§ **Given problem**:
Reproduce every line in the listing that contains the word "xlabel".

§ **Raw data**:
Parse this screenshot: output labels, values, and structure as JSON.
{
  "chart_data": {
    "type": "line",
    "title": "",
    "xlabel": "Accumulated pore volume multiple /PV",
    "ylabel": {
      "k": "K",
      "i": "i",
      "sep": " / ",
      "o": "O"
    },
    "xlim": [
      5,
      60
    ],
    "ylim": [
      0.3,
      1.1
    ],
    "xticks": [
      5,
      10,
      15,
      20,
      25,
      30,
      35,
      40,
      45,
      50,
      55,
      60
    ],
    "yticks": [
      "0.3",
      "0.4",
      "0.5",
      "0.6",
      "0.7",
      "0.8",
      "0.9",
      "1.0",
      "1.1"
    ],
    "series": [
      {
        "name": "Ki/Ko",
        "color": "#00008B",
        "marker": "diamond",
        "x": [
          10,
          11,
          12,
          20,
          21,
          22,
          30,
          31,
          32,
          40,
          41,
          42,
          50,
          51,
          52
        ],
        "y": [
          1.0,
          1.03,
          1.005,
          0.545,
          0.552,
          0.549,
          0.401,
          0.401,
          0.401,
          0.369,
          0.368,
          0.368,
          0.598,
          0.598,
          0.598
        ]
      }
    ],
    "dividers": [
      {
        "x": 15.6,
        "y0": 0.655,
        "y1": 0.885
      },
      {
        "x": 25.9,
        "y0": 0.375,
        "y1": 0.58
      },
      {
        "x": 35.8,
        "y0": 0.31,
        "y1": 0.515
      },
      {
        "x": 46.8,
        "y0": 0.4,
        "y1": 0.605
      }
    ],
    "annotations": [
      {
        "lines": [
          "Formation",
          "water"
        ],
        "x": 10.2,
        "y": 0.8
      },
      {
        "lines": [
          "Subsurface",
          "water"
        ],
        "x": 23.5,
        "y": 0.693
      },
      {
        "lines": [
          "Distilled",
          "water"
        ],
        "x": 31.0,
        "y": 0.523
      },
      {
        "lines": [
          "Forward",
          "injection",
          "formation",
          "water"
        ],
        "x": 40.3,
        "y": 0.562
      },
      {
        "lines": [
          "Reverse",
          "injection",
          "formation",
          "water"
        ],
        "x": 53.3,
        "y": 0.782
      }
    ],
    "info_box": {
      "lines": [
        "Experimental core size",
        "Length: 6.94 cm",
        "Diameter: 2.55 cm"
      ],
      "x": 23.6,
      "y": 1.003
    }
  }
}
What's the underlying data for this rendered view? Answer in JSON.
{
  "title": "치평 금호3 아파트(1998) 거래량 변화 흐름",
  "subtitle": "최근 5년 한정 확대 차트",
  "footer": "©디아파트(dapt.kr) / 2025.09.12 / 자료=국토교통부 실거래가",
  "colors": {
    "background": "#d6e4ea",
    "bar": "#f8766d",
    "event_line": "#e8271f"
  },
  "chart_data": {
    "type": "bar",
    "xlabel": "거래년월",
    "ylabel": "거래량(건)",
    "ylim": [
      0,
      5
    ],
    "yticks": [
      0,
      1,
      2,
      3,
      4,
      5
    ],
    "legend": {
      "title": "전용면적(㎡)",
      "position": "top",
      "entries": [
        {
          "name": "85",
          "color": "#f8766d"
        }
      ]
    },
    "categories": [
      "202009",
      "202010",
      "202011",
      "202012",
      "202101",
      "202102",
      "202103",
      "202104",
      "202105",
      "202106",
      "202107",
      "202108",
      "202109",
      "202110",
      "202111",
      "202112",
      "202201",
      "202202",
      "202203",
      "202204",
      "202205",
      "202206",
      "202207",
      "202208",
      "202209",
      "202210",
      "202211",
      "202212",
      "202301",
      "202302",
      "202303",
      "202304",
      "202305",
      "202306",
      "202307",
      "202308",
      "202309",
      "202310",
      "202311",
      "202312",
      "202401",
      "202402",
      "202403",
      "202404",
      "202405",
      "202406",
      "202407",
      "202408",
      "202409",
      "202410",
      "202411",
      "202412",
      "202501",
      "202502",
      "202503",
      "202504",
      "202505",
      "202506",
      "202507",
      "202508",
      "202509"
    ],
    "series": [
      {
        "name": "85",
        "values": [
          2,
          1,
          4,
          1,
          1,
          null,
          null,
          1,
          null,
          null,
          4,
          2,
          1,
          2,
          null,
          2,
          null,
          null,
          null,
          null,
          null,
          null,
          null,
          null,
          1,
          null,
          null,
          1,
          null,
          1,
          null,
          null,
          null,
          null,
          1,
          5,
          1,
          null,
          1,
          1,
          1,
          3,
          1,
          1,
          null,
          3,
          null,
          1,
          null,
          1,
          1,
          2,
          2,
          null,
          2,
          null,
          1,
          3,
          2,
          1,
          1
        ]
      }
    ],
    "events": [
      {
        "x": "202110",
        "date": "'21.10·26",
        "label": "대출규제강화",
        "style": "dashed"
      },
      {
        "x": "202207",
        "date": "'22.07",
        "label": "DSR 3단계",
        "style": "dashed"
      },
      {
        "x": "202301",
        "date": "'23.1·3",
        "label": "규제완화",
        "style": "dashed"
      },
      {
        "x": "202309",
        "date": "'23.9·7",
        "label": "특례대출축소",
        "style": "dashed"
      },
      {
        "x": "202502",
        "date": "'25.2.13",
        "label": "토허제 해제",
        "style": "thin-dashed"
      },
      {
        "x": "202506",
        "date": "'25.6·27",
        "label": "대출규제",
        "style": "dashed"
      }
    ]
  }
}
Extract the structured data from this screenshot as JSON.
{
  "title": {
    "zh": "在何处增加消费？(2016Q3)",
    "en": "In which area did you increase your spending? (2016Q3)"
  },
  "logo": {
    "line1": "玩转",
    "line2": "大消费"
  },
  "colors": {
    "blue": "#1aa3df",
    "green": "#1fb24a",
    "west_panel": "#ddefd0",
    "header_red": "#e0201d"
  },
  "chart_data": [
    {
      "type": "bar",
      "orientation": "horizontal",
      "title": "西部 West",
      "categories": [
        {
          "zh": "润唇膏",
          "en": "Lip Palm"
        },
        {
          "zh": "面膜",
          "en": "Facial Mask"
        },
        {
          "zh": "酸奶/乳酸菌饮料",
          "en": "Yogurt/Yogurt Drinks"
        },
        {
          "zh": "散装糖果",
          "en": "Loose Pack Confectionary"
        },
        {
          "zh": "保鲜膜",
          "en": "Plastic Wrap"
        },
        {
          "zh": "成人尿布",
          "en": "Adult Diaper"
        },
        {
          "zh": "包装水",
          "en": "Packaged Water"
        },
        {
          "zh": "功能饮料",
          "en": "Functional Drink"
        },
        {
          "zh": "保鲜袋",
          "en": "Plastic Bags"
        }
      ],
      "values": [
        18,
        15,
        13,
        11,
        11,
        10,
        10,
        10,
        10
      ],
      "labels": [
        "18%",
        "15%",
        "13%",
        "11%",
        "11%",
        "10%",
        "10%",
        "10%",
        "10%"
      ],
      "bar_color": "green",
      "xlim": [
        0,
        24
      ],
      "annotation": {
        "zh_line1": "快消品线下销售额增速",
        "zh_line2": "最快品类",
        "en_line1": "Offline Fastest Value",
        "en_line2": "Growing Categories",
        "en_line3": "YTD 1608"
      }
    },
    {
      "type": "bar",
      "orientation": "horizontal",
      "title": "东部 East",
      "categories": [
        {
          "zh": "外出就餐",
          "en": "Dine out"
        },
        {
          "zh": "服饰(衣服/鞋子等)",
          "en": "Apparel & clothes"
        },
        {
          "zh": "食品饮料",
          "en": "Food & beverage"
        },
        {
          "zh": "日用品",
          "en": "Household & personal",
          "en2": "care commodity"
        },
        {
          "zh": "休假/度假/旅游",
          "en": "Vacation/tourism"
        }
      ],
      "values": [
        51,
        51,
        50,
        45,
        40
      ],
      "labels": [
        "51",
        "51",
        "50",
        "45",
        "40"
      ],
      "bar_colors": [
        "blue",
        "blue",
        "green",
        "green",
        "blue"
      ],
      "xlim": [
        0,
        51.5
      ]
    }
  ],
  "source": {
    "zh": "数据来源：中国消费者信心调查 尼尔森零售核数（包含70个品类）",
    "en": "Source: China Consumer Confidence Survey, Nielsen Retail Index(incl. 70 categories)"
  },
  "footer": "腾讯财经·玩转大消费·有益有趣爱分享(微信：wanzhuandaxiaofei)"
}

§ **Written reply**:
    "xlabel": "Accumulated pore volume multiple /PV",
    "xlabel": "거래년월",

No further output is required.